*Supplied data*:
○ ○ ○ ○ ○ ○ ○
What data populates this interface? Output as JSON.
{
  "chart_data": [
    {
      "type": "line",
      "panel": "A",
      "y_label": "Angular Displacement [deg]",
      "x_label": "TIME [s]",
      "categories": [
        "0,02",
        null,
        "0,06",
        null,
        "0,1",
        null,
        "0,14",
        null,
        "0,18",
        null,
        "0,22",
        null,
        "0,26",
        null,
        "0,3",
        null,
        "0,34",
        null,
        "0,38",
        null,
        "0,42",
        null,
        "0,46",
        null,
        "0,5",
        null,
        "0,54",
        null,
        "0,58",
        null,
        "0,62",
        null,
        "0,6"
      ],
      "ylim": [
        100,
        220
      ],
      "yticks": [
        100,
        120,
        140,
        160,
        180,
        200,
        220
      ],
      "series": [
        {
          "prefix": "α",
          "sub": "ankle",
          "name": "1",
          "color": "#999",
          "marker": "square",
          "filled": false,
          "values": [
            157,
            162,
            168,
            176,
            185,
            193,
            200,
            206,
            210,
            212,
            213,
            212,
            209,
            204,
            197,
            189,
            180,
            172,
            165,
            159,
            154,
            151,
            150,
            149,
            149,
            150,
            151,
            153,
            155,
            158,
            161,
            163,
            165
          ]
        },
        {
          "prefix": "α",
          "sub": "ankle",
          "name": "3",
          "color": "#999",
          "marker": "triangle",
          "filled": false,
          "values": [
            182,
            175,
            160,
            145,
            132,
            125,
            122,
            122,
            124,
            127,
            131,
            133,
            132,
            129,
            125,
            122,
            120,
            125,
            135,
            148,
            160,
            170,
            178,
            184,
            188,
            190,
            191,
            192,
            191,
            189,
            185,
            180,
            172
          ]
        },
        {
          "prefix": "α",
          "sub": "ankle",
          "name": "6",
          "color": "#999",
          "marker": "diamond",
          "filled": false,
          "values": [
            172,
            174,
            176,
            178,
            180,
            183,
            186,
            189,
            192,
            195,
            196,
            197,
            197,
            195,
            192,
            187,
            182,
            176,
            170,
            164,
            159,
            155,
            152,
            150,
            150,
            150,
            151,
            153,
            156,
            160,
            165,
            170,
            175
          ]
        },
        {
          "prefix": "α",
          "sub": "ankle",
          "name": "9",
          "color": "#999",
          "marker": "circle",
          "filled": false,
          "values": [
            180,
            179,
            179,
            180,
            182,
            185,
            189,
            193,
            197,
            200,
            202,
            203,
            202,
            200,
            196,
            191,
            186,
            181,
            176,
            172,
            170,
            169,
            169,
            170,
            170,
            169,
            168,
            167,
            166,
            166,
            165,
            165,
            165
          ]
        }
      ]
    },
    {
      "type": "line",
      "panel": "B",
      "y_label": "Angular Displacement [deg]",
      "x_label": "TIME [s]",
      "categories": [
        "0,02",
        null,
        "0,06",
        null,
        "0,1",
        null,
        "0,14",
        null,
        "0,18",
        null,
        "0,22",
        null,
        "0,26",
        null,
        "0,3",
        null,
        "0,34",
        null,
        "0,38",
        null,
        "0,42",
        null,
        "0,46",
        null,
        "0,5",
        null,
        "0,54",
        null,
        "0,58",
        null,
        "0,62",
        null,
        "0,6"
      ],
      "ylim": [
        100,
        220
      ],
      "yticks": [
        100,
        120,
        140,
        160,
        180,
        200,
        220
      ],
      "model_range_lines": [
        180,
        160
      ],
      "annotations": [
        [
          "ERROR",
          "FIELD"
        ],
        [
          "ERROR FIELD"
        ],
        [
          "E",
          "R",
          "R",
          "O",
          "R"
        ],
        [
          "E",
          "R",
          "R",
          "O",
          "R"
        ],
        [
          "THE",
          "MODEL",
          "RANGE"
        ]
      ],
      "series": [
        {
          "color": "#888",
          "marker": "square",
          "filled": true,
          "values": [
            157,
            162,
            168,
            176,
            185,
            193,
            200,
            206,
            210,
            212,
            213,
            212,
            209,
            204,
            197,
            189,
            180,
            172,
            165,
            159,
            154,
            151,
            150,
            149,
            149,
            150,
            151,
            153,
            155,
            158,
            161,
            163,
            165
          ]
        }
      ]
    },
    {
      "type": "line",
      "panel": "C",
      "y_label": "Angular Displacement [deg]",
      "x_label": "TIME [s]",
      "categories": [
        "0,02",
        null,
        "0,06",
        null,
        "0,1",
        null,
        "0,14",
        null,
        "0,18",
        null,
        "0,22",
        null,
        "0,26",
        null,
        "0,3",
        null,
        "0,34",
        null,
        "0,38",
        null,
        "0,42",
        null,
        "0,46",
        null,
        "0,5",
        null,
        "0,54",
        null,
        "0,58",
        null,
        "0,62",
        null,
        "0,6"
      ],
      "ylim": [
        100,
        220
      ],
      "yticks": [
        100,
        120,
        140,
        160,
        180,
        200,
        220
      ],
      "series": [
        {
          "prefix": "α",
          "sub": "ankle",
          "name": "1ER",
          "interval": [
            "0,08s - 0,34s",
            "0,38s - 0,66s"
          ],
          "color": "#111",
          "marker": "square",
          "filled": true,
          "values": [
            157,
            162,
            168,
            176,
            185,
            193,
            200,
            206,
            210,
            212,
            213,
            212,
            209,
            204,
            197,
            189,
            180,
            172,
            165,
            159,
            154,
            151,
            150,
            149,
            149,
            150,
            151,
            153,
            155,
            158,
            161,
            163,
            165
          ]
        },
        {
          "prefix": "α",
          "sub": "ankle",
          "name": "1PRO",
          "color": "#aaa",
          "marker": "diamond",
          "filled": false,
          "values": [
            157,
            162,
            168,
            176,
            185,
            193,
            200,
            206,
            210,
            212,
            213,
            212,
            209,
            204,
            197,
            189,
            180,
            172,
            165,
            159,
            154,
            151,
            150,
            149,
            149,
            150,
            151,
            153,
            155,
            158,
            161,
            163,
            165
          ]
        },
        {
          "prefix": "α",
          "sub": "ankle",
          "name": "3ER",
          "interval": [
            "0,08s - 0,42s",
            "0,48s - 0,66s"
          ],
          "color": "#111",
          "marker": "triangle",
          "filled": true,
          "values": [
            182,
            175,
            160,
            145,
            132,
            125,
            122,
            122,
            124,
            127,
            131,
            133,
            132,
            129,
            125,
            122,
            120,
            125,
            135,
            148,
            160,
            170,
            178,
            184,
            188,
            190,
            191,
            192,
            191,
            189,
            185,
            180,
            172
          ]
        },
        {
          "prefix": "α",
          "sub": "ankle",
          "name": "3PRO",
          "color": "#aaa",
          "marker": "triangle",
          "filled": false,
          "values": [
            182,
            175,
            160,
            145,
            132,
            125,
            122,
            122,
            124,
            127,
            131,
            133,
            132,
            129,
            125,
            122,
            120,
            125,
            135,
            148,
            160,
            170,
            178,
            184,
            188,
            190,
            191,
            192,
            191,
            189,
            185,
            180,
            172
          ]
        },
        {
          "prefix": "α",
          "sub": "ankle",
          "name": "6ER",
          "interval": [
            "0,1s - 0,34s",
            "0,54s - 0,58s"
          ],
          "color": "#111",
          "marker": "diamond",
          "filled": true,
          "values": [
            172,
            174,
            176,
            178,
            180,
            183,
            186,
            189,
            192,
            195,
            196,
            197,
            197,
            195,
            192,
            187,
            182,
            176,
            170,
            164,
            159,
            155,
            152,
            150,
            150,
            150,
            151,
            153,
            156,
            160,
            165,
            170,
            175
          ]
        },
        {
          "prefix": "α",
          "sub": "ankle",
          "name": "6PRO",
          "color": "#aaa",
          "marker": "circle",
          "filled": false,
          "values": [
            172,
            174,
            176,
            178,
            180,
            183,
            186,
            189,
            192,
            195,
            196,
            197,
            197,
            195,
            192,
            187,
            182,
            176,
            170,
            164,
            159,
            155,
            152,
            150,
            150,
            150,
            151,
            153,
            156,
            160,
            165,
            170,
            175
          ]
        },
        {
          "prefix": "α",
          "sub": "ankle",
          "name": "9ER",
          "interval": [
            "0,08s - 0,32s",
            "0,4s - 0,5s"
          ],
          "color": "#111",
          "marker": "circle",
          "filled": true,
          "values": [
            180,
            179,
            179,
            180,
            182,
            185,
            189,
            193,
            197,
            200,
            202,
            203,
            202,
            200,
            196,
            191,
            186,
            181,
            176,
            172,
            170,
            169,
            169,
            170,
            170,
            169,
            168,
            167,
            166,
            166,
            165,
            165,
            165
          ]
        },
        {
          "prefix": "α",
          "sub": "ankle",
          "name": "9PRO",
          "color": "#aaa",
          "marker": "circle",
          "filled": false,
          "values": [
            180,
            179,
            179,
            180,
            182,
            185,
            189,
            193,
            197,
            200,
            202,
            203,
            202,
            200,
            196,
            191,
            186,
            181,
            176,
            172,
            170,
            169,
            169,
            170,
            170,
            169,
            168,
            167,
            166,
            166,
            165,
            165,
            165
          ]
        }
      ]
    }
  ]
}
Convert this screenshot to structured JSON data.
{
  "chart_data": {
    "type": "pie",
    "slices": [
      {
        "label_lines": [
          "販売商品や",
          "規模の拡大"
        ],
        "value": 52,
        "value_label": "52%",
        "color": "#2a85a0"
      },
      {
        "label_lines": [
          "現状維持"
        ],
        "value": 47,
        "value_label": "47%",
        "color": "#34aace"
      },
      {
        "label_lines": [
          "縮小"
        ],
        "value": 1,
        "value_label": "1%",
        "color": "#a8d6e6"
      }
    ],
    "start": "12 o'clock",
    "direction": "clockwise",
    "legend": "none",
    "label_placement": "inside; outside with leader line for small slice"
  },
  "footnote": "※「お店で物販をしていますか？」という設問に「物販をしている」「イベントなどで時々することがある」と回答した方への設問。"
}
○ ○ ○ ○ ○ ○ ○
*Task objective*: Look above for the line containing "Convert this screenshot"; copy from it through the last line, exactly, and nothing more.

*Solution for this task*:
Convert this screenshot to structured JSON data.
{
  "chart_data": {
    "type": "pie",
    "slices": [
      {
        "label_lines": [
          "販売商品や",
          "規模の拡大"
        ],
        "value": 52,
        "value_label": "52%",
        "color": "#2a85a0"
      },
      {
        "label_lines": [
          "現状維持"
        ],
        "value": 47,
        "value_label": "47%",
        "color": "#34aace"
      },
      {
        "label_lines": [
          "縮小"
        ],
        "value": 1,
        "value_label": "1%",
        "color": "#a8d6e6"
      }
    ],
    "start": "12 o'clock",
    "direction": "clockwise",
    "legend": "none",
    "label_placement": "inside; outside with leader line for small slice"
  },
  "footnote": "※「お店で物販をしていますか？」という設問に「物販をしている」「イベントなどで時々することがある」と回答した方への設問。"
}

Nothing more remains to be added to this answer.